- **TASKS AND EXERCISES**:
A) Translate this sentence from the Medicaid unwinding text below into Spanish: "Many of the current beneficiaries haven’t had to complete a Medicaid renewal in years and may have outdated contact information."
B) Please carry on the Medicaid unwinding text below, picking up right after its final sentence.

- **PROVIDED TEXT**:
_ _ _ _
During COVID, Medicaid enrollment grew substantially (27.9%). Potentially millions of Americans will lose coverage with the end of continuous enrollment. The Department of Health and Human Services estimates that ending the public health emergency will cause enrollment loss of 15M people, 6.8M of which will be disenrolled due to administrative “churn” but still eligible.

Medicaid redetermination is a normal process but the scope of the upcoming disenrollment is much larger and will be a substantial effort on the part of states and managed care plans to complete the process. States have a 12-month “unwinding” period following the end of continuous enrollment to initiate all post-enrollment verifications, redeterminations and renewals. Given the job ahead and being understaffed, some states taken advantage of a waiver to allow managed care plans to assist in the redetermination process.

Many of the current beneficiaries haven’t had to complete a Medicaid renewal in years and may have outdated contact information. As a result, many members are in danger of not receiving mailed notices or information requests, leading to inappropriate loss of eligibility for some. As states return to normal eligibility operations, individuals may need help with the processes and tasks such as submitting documentation, confirming eligibility or enrolling in Marketplace coverage. This is where a managed care plan can help.

Next Steps for Managed Care Plans

It’s inevitable that Managed care plans will lose members through the unwinding process. However, there are many members that are ineligible due to procedural issues. It makes sense for managed care plans to take action to help retain as many members as is possible.
_ _ _ _
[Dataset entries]
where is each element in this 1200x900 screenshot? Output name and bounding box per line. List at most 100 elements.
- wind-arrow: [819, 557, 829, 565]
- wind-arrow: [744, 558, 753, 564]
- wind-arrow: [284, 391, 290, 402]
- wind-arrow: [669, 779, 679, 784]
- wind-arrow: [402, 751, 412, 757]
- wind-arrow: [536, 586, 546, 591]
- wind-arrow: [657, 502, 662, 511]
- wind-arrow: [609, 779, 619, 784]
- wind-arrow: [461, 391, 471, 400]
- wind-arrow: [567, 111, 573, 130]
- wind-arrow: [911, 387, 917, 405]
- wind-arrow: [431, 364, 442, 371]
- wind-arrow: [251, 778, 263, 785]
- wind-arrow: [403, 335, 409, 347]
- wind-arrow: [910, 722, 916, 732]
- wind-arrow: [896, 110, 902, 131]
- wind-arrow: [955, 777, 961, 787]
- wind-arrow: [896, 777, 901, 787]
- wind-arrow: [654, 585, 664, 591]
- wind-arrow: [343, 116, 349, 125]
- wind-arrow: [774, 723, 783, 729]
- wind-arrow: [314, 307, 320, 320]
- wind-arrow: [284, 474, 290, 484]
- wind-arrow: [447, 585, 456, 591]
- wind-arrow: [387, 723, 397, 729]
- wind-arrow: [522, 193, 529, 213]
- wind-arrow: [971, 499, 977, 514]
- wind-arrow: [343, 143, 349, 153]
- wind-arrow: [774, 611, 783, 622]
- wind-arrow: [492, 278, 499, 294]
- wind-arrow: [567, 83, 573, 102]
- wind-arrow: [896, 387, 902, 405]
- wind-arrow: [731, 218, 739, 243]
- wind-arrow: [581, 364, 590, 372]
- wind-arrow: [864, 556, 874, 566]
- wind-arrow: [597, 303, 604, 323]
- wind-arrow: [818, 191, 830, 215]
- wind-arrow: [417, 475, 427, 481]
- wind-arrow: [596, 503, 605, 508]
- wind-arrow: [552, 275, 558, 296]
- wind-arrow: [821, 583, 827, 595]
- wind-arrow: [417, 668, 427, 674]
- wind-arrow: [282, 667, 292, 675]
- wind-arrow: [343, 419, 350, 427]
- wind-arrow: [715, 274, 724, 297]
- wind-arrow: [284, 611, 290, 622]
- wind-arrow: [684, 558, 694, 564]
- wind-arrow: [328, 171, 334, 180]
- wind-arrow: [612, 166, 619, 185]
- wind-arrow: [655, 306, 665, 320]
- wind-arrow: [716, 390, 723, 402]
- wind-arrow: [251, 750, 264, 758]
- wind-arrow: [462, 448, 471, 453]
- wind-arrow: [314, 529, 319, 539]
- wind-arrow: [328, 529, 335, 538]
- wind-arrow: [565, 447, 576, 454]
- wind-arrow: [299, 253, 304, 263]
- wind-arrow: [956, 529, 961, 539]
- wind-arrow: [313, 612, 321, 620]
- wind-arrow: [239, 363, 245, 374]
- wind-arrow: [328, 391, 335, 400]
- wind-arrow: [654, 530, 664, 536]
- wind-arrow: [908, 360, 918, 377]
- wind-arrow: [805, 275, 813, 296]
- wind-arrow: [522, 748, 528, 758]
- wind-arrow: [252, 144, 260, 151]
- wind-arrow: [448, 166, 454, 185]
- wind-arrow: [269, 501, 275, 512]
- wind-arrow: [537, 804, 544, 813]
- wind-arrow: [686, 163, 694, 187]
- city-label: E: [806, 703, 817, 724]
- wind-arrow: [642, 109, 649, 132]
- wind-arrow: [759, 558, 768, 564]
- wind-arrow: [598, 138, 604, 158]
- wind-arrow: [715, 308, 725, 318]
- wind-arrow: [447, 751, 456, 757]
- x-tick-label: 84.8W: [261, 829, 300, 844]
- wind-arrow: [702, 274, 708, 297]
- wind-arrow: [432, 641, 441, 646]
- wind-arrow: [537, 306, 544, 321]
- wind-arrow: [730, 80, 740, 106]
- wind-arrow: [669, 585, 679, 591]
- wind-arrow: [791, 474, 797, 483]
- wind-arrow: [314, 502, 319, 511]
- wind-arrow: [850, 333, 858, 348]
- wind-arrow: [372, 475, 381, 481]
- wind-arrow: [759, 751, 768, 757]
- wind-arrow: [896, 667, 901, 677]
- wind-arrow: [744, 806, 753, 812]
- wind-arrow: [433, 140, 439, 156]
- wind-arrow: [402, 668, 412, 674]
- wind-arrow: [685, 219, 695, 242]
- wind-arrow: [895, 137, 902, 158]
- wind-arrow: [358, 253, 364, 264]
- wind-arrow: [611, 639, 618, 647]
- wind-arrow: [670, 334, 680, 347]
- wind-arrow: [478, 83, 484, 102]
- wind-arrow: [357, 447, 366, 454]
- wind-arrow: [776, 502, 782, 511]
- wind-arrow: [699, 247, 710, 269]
_ _ _ _
- **EXERCISE ANSWERS**:
A) Muchos de los beneficiarios actuales no han tenido que completar una renovación de Medicaid en años y es posible que tengan información de contacto desactualizada.

B)
Centers of Medicare & Medicaid Services (CMS) has provided a detailed description of how managed care plans are allowed to help with the unwinding process:

  1. Partner with the state and update beneficiary contact information, making establishing eligibility more efficient.
  2. Provide support to Medicaid members during their renewal period.
  3. Contact Medicaid members who have recently lost coverage for procedural reasons.
  4. Assist members to transition from Medicaid to the Marketplace if no longer eligible.

The steps that CMS has outlined ultimately will benefit Medicaid members, helping them look at all coverage options. These steps also allow managed care plans to participate in the process and retain members.

Why Updated Contact Information Is Critical

As managed care plans start outreach efforts, inaccurate contact data can be a barrier. Inaccurate data is inefficient and keeps members in the dark about their potential coverage options. Also, If you can’t reach a member because of inaccurate data, you are waiting on them to contact you, delaying action that can help them retain coverage.

The redetermination is going to be challenging for states, managed care plans and members. Managed care plans have a critical role as the link to care for members.